Goal of the exercise ::
Copy the data exactly; pictures stay out of the copy.

Records provided ::
****************
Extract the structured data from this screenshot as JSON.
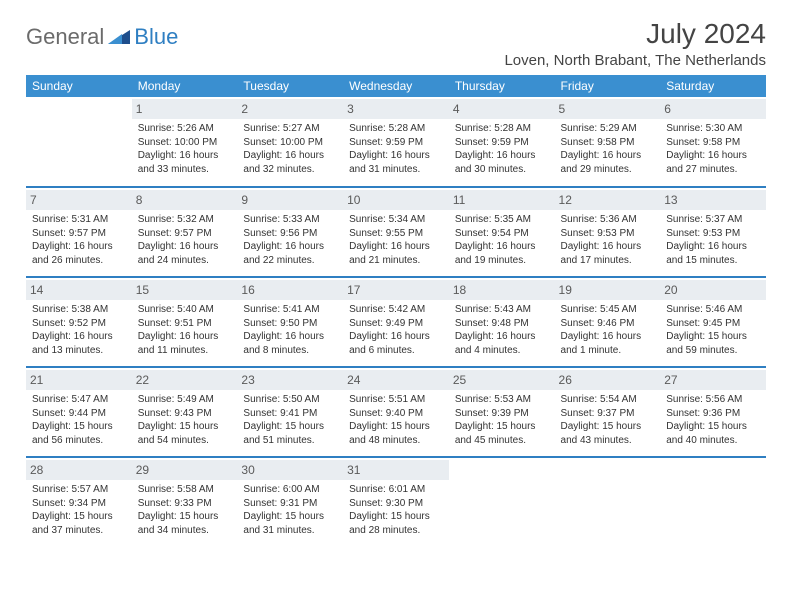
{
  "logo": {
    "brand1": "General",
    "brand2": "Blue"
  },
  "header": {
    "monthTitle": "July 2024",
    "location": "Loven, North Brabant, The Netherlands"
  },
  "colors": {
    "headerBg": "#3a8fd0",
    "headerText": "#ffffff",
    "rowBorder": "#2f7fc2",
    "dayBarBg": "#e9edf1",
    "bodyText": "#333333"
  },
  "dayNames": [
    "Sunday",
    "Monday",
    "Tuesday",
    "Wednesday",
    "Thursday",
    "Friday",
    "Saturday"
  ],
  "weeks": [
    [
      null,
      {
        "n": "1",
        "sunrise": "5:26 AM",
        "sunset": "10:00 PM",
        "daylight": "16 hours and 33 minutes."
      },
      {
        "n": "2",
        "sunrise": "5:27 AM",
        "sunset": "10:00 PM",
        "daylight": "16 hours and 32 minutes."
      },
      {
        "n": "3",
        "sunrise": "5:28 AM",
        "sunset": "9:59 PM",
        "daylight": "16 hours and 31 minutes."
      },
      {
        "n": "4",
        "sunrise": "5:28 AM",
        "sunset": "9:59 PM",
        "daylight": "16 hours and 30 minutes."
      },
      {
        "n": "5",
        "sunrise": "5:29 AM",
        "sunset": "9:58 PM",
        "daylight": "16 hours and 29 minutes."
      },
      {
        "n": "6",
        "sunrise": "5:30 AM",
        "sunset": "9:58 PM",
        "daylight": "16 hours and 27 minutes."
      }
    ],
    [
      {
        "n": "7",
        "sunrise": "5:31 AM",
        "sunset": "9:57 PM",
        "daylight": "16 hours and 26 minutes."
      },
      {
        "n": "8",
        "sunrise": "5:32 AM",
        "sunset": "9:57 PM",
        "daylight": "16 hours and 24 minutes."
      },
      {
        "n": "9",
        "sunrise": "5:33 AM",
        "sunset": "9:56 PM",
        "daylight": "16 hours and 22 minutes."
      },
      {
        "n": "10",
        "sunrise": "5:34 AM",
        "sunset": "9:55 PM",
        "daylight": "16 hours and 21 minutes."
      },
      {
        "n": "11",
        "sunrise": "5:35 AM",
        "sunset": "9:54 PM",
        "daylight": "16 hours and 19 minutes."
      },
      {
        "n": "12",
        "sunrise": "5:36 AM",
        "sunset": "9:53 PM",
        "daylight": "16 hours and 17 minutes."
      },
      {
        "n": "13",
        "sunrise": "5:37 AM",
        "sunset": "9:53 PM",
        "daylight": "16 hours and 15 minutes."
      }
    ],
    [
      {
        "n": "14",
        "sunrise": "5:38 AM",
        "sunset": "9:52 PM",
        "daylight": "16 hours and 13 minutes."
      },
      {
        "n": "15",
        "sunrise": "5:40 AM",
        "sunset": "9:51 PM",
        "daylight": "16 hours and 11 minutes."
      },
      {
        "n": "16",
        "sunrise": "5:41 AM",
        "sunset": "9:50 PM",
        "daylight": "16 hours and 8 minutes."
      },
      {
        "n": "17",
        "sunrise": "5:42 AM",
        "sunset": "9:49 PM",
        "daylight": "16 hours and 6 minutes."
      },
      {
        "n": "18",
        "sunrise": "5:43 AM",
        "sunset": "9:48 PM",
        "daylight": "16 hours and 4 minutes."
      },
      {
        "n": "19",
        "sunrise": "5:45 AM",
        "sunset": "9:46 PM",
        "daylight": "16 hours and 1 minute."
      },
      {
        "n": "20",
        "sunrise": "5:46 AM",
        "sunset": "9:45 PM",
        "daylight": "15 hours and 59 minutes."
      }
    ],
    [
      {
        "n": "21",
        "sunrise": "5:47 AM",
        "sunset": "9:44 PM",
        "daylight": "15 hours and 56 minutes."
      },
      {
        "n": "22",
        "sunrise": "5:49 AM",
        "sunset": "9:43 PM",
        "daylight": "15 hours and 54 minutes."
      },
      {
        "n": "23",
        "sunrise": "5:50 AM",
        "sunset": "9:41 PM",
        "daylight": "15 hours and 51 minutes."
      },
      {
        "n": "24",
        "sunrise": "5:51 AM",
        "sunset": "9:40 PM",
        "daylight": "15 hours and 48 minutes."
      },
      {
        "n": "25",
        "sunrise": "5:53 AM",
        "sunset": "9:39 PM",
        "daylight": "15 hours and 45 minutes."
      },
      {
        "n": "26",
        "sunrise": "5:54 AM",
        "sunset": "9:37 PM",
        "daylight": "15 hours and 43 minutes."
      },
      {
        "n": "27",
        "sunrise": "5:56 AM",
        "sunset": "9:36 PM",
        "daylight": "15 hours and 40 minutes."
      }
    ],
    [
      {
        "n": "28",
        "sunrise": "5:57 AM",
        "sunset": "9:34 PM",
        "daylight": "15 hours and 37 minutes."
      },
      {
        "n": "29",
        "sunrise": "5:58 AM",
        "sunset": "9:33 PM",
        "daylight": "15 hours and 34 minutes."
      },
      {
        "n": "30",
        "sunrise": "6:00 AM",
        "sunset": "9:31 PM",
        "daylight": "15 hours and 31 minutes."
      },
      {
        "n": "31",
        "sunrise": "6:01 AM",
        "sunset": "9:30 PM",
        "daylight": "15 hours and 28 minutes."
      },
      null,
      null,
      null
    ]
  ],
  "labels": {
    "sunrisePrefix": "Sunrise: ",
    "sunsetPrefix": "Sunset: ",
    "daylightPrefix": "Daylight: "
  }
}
****************
Task output ::
Extract the structured data from this screenshot as JSON.
{
  "logo": {
    "brand1": "General",
    "brand2": "Blue"
  },
  "header": {
    "monthTitle": "July 2024",
    "location": "Loven, North Brabant, The Netherlands"
  },
  "colors": {
    "headerBg": "#3a8fd0",
    "headerText": "#ffffff",
    "rowBorder": "#2f7fc2",
    "dayBarBg": "#e9edf1",
    "bodyText": "#333333"
  },
  "dayNames": [
    "Sunday",
    "Monday",
    "Tuesday",
    "Wednesday",
    "Thursday",
    "Friday",
    "Saturday"
  ],
  "weeks": [
    [
      null,
      {
        "n": "1",
        "sunrise": "5:26 AM",
        "sunset": "10:00 PM",
        "daylight": "16 hours and 33 minutes."
      },
      {
        "n": "2",
        "sunrise": "5:27 AM",
        "sunset": "10:00 PM",
        "daylight": "16 hours and 32 minutes."
      },
      {
        "n": "3",
        "sunrise": "5:28 AM",
        "sunset": "9:59 PM",
        "daylight": "16 hours and 31 minutes."
      },
      {
        "n": "4",
        "sunrise": "5:28 AM",
        "sunset": "9:59 PM",
        "daylight": "16 hours and 30 minutes."
      },
      {
        "n": "5",
        "sunrise": "5:29 AM",
        "sunset": "9:58 PM",
        "daylight": "16 hours and 29 minutes."
      },
      {
        "n": "6",
        "sunrise": "5:30 AM",
        "sunset": "9:58 PM",
        "daylight": "16 hours and 27 minutes."
      }
    ],
    [
      {
        "n": "7",
        "sunrise": "5:31 AM",
        "sunset": "9:57 PM",
        "daylight": "16 hours and 26 minutes."
      },
      {
        "n": "8",
        "sunrise": "5:32 AM",
        "sunset": "9:57 PM",
        "daylight": "16 hours and 24 minutes."
      },
      {
        "n": "9",
        "sunrise": "5:33 AM",
        "sunset": "9:56 PM",
        "daylight": "16 hours and 22 minutes."
      },
      {
        "n": "10",
        "sunrise": "5:34 AM",
        "sunset": "9:55 PM",
        "daylight": "16 hours and 21 minutes."
      },
      {
        "n": "11",
        "sunrise": "5:35 AM",
        "sunset": "9:54 PM",
        "daylight": "16 hours and 19 minutes."
      },
      {
        "n": "12",
        "sunrise": "5:36 AM",
        "sunset": "9:53 PM",
        "daylight": "16 hours and 17 minutes."
      },
      {
        "n": "13",
        "sunrise": "5:37 AM",
        "sunset": "9:53 PM",
        "daylight": "16 hours and 15 minutes."
      }
    ],
    [
      {
        "n": "14",
        "sunrise": "5:38 AM",
        "sunset": "9:52 PM",
        "daylight": "16 hours and 13 minutes."
      },
      {
        "n": "15",
        "sunrise": "5:40 AM",
        "sunset": "9:51 PM",
        "daylight": "16 hours and 11 minutes."
      },
      {
        "n": "16",
        "sunrise": "5:41 AM",
        "sunset": "9:50 PM",
        "daylight": "16 hours and 8 minutes."
      },
      {
        "n": "17",
        "sunrise": "5:42 AM",
        "sunset": "9:49 PM",
        "daylight": "16 hours and 6 minutes."
      },
      {
        "n": "18",
        "sunrise": "5:43 AM",
        "sunset": "9:48 PM",
        "daylight": "16 hours and 4 minutes."
      },
      {
        "n": "19",
        "sunrise": "5:45 AM",
        "sunset": "9:46 PM",
        "daylight": "16 hours and 1 minute."
      },
      {
        "n": "20",
        "sunrise": "5:46 AM",
        "sunset": "9:45 PM",
        "daylight": "15 hours and 59 minutes."
      }
    ],
    [
      {
        "n": "21",
        "sunrise": "5:47 AM",
        "sunset": "9:44 PM",
        "daylight": "15 hours and 56 minutes."
      },
      {
        "n": "22",
        "sunrise": "5:49 AM",
        "sunset": "9:43 PM",
        "daylight": "15 hours and 54 minutes."
      },
      {
        "n": "23",
        "sunrise": "5:50 AM",
        "sunset": "9:41 PM",
        "daylight": "15 hours and 51 minutes."
      },
      {
        "n": "24",
        "sunrise": "5:51 AM",
        "sunset": "9:40 PM",
        "daylight": "15 hours and 48 minutes."
      },
      {
        "n": "25",
        "sunrise": "5:53 AM",
        "sunset": "9:39 PM",
        "daylight": "15 hours and 45 minutes."
      },
      {
        "n": "26",
        "sunrise": "5:54 AM",
        "sunset": "9:37 PM",
        "daylight": "15 hours and 43 minutes."
      },
      {
        "n": "27",
        "sunrise": "5:56 AM",
        "sunset": "9:36 PM",
        "daylight": "15 hours and 40 minutes."
      }
    ],
    [
      {
        "n": "28",
        "sunrise": "5:57 AM",
        "sunset": "9:34 PM",
        "daylight": "15 hours and 37 minutes."
      },
      {
        "n": "29",
        "sunrise": "5:58 AM",
        "sunset": "9:33 PM",
        "daylight": "15 hours and 34 minutes."
      },
      {
        "n": "30",
        "sunrise": "6:00 AM",
        "sunset": "9:31 PM",
        "daylight": "15 hours and 31 minutes."
      },
      {
        "n": "31",
        "sunrise": "6:01 AM",
        "sunset": "9:30 PM",
        "daylight": "15 hours and 28 minutes."
      },
      null,
      null,
      null
    ]
  ],
  "labels": {
    "sunrisePrefix": "Sunrise: ",
    "sunsetPrefix": "Sunset: ",
    "daylightPrefix": "Daylight: "
  }
}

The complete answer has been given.